[Task details]
Identify the lines that contain the string "Templates" and copy all of them.

****************

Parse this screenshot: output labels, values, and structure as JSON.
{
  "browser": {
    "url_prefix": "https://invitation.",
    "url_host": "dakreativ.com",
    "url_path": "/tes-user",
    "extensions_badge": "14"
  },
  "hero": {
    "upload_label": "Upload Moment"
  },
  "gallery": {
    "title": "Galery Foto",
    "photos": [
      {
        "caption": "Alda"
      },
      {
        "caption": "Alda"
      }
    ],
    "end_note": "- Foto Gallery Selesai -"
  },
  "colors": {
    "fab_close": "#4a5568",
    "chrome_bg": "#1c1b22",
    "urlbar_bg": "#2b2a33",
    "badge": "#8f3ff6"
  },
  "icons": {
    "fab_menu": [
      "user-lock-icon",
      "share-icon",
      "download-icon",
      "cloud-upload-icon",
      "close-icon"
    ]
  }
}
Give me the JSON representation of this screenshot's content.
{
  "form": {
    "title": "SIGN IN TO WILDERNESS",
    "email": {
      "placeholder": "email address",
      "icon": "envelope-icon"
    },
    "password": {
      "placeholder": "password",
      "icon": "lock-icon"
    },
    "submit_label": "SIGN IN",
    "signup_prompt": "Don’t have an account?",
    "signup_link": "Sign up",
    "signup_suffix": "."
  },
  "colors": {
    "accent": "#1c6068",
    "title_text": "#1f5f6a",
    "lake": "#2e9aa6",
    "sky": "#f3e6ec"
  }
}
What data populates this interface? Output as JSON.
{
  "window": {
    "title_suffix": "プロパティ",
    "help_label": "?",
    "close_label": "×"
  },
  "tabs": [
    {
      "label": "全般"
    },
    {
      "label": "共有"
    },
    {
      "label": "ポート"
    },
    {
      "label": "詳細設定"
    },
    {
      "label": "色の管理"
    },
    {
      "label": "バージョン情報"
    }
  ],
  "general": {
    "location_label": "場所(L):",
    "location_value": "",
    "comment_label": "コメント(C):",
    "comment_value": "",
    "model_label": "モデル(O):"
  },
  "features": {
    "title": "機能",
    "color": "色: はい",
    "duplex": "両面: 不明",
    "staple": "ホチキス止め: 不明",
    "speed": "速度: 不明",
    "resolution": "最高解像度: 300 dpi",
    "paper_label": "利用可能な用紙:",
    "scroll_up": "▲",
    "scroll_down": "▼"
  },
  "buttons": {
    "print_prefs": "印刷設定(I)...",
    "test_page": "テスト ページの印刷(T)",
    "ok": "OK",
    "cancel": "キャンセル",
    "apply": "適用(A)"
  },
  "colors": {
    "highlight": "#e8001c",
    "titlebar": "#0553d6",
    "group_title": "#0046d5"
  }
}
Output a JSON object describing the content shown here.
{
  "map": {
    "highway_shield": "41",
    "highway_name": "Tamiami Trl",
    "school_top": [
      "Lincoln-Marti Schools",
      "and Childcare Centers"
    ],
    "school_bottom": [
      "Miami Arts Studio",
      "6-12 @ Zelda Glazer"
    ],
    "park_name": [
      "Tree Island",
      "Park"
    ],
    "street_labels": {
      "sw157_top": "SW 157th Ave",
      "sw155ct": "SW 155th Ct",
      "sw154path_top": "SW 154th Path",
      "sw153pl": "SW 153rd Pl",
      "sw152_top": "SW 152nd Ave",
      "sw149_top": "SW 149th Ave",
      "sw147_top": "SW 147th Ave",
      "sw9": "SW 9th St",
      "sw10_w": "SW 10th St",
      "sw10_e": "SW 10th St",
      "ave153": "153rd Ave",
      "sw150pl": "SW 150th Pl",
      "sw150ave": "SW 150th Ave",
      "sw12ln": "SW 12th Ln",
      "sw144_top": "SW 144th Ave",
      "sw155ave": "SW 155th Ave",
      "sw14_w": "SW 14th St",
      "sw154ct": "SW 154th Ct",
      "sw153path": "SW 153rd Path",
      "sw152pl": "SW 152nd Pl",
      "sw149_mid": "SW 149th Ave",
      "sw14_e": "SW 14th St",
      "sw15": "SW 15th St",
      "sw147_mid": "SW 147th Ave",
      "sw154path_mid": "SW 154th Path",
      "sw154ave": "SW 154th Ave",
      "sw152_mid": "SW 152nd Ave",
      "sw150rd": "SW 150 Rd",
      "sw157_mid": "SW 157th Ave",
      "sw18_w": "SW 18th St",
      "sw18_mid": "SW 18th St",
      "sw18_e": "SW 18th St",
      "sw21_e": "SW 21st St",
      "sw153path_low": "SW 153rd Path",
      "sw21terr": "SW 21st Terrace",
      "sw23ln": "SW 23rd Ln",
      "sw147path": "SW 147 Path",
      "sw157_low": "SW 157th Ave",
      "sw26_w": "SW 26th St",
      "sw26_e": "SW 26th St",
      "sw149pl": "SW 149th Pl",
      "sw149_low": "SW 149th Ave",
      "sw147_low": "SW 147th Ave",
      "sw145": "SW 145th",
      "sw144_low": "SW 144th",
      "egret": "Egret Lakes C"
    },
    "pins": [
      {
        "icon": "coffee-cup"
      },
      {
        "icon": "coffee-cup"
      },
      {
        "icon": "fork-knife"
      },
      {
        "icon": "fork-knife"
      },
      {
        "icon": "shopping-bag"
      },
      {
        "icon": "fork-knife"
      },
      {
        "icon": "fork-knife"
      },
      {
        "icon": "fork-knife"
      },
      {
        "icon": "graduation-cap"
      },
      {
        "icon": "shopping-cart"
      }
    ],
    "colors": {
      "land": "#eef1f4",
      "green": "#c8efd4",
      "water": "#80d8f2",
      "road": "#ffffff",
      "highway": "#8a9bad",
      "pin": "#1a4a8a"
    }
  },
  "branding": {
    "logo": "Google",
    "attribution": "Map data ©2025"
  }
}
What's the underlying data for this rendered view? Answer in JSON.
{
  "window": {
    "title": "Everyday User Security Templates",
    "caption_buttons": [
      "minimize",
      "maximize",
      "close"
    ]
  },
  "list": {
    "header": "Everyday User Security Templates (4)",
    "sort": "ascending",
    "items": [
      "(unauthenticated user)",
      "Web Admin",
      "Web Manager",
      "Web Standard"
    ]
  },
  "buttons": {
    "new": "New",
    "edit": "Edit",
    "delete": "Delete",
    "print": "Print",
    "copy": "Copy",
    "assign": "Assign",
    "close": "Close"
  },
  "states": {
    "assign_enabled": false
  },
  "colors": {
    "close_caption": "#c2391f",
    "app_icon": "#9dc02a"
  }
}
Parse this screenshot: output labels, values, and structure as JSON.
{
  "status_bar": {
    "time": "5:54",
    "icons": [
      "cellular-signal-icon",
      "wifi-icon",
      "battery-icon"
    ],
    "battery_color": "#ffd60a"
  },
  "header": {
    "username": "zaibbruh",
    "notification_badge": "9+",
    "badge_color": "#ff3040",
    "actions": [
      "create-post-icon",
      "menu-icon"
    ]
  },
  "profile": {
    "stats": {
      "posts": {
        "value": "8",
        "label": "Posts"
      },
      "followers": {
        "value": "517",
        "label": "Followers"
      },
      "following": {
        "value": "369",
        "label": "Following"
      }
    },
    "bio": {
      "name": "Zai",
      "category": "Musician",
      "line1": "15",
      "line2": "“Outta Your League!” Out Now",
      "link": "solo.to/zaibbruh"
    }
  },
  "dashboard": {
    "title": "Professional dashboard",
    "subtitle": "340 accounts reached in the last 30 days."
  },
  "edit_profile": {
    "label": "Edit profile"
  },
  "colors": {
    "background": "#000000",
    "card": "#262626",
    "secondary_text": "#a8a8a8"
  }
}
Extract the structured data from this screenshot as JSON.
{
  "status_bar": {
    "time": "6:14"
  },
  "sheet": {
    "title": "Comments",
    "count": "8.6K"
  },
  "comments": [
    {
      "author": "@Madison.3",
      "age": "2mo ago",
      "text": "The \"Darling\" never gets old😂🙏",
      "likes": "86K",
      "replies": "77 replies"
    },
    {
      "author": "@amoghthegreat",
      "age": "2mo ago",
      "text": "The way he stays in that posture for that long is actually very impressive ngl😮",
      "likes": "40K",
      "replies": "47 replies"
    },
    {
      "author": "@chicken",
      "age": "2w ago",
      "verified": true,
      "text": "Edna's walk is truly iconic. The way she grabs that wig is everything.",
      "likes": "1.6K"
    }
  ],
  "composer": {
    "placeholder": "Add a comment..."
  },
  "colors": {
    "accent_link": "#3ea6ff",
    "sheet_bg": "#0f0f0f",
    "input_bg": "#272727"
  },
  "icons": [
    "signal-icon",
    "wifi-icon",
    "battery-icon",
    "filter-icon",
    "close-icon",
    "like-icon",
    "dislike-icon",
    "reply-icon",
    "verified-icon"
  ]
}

****************

[Written reply]
    "title": "Everyday User Security Templates",
    "header": "Everyday User Security Templates (4)",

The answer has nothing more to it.